> TASK REQUIREMENTS:
Write each line out exactly, leaving none out.

> RECORD EXTRACTS:

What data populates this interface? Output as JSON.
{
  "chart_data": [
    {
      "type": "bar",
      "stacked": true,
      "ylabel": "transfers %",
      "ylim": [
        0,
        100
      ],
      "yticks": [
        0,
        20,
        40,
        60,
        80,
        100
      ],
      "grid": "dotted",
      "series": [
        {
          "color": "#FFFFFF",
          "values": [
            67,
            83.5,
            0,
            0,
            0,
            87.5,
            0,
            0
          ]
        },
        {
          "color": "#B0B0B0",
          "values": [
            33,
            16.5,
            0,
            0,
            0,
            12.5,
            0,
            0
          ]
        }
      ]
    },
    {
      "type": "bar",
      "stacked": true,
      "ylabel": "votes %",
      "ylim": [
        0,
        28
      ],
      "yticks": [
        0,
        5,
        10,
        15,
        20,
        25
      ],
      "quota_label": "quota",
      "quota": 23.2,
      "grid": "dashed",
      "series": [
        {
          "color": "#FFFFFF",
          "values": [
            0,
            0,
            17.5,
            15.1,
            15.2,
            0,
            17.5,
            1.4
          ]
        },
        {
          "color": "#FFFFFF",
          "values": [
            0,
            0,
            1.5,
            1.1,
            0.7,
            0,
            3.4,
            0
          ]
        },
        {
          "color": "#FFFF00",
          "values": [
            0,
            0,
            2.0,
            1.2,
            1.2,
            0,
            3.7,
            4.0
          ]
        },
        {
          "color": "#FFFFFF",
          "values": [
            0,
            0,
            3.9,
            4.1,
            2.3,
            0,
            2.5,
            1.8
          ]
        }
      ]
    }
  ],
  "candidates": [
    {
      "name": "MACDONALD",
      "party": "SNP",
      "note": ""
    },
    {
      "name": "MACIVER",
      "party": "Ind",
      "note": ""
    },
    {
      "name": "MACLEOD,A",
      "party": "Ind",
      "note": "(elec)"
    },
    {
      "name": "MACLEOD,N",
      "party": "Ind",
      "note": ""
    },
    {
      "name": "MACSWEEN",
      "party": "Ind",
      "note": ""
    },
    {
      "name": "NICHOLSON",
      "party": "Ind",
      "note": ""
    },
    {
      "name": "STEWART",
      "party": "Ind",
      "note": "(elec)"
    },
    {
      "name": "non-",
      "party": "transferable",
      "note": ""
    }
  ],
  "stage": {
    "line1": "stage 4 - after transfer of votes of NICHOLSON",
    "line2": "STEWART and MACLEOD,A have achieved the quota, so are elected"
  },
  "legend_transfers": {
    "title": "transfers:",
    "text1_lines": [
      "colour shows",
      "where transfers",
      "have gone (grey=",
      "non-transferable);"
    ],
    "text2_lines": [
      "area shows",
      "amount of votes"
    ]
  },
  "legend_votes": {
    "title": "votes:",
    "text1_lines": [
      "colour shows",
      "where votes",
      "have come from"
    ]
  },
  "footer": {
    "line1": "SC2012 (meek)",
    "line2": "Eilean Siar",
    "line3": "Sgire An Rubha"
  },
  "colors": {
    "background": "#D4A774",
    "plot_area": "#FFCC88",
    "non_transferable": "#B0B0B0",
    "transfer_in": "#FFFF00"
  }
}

> THE RESPONSE:
What data populates this interface? Output as JSON.
{
  "chart_data": [
    {
      "type": "bar",
      "stacked": true,
      "ylabel": "transfers %",
      "ylim": [
        0,
        100
      ],
      "yticks": [
        0,
        20,
        40,
        60,
        80,
        100
      ],
      "grid": "dotted",
      "series": [
        {
          "color": "#FFFFFF",
          "values": [
            67,
            83.5,
            0,
            0,
            0,
            87.5,
            0,
            0
          ]
        },
        {
          "color": "#B0B0B0",
          "values": [
            33,
            16.5,
            0,
            0,
            0,
            12.5,
            0,
            0
          ]
        }
      ]
    },
    {
      "type": "bar",
      "stacked": true,
      "ylabel": "votes %",
      "ylim": [
        0,
        28
      ],
      "yticks": [
        0,
        5,
        10,
        15,
        20,
        25
      ],
      "quota_label": "quota",
      "quota": 23.2,
      "grid": "dashed",
      "series": [
        {
          "color": "#FFFFFF",
          "values": [
            0,
            0,
            17.5,
            15.1,
            15.2,
            0,
            17.5,
            1.4
          ]
        },
        {
          "color": "#FFFFFF",
          "values": [
            0,
            0,
            1.5,
            1.1,
            0.7,
            0,
            3.4,
            0
          ]
        },
        {
          "color": "#FFFF00",
          "values": [
            0,
            0,
            2.0,
            1.2,
            1.2,
            0,
            3.7,
            4.0
          ]
        },
        {
          "color": "#FFFFFF",
          "values": [
            0,
            0,
            3.9,
            4.1,
            2.3,
            0,
            2.5,
            1.8
          ]
        }
      ]
    }
  ],
  "candidates": [
    {
      "name": "MACDONALD",
      "party": "SNP",
      "note": ""
    },
    {
      "name": "MACIVER",
      "party": "Ind",
      "note": ""
    },
    {
      "name": "MACLEOD,A",
      "party": "Ind",
      "note": "(elec)"
    },
    {
      "name": "MACLEOD,N",
      "party": "Ind",
      "note": ""
    },
    {
      "name": "MACSWEEN",
      "party": "Ind",
      "note": ""
    },
    {
      "name": "NICHOLSON",
      "party": "Ind",
      "note": ""
    },
    {
      "name": "STEWART",
      "party": "Ind",
      "note": "(elec)"
    },
    {
      "name": "non-",
      "party": "transferable",
      "note": ""
    }
  ],
  "stage": {
    "line1": "stage 4 - after transfer of votes of NICHOLSON",
    "line2": "STEWART and MACLEOD,A have achieved the quota, so are elected"
  },
  "legend_transfers": {
    "title": "transfers:",
    "text1_lines": [
      "colour shows",
      "where transfers",
      "have gone (grey=",
      "non-transferable);"
    ],
    "text2_lines": [
      "area shows",
      "amount of votes"
    ]
  },
  "legend_votes": {
    "title": "votes:",
    "text1_lines": [
      "colour shows",
      "where votes",
      "have come from"
    ]
  },
  "footer": {
    "line1": "SC2012 (meek)",
    "line2": "Eilean Siar",
    "line3": "Sgire An Rubha"
  },
  "colors": {
    "background": "#D4A774",
    "plot_area": "#FFCC88",
    "non_transferable": "#B0B0B0",
    "transfer_in": "#FFFF00"
  }
}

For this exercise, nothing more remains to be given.